TASK PROMPT: Every entry below must appear again, exactly as written.

INFORMATION GIVEN:
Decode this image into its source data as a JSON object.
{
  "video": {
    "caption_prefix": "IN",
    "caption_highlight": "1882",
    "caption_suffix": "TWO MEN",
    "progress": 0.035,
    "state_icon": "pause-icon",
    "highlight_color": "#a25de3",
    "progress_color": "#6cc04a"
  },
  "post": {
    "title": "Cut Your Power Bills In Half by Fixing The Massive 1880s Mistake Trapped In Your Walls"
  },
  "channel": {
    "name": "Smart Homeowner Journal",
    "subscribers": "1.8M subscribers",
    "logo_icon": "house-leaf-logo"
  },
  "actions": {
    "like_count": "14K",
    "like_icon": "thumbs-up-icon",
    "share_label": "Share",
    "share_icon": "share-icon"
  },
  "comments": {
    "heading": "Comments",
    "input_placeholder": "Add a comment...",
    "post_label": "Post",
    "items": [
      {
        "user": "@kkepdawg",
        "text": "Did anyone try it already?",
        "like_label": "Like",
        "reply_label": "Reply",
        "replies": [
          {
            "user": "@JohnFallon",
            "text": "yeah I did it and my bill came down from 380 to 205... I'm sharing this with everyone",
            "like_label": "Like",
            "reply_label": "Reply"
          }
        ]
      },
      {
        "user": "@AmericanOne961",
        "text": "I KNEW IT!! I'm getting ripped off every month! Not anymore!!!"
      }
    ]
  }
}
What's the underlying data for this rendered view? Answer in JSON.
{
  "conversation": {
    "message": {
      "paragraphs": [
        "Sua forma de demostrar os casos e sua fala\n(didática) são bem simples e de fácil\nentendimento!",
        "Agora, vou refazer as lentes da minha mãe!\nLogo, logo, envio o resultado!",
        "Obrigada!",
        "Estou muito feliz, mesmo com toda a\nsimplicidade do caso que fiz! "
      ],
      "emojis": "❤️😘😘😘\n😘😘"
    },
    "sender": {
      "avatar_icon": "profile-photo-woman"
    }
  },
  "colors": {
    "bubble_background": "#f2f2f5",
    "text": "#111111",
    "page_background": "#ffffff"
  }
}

RESULT:
Decode this image into its source data as a JSON object.
{
  "video": {
    "caption_prefix": "IN",
    "caption_highlight": "1882",
    "caption_suffix": "TWO MEN",
    "progress": 0.035,
    "state_icon": "pause-icon",
    "highlight_color": "#a25de3",
    "progress_color": "#6cc04a"
  },
  "post": {
    "title": "Cut Your Power Bills In Half by Fixing The Massive 1880s Mistake Trapped In Your Walls"
  },
  "channel": {
    "name": "Smart Homeowner Journal",
    "subscribers": "1.8M subscribers",
    "logo_icon": "house-leaf-logo"
  },
  "actions": {
    "like_count": "14K",
    "like_icon": "thumbs-up-icon",
    "share_label": "Share",
    "share_icon": "share-icon"
  },
  "comments": {
    "heading": "Comments",
    "input_placeholder": "Add a comment...",
    "post_label": "Post",
    "items": [
      {
        "user": "@kkepdawg",
        "text": "Did anyone try it already?",
        "like_label": "Like",
        "reply_label": "Reply",
        "replies": [
          {
            "user": "@JohnFallon",
            "text": "yeah I did it and my bill came down from 380 to 205... I'm sharing this with everyone",
            "like_label": "Like",
            "reply_label": "Reply"
          }
        ]
      },
      {
        "user": "@AmericanOne961",
        "text": "I KNEW IT!! I'm getting ripped off every month! Not anymore!!!"
      }
    ]
  }
}
What's the underlying data for this rendered view? Answer in JSON.
{
  "conversation": {
    "message": {
      "paragraphs": [
        "Sua forma de demostrar os casos e sua fala\n(didática) são bem simples e de fácil\nentendimento!",
        "Agora, vou refazer as lentes da minha mãe!\nLogo, logo, envio o resultado!",
        "Obrigada!",
        "Estou muito feliz, mesmo com toda a\nsimplicidade do caso que fiz! "
      ],
      "emojis": "❤️😘😘😘\n😘😘"
    },
    "sender": {
      "avatar_icon": "profile-photo-woman"
    }
  },
  "colors": {
    "bubble_background": "#f2f2f5",
    "text": "#111111",
    "page_background": "#ffffff"
  }
}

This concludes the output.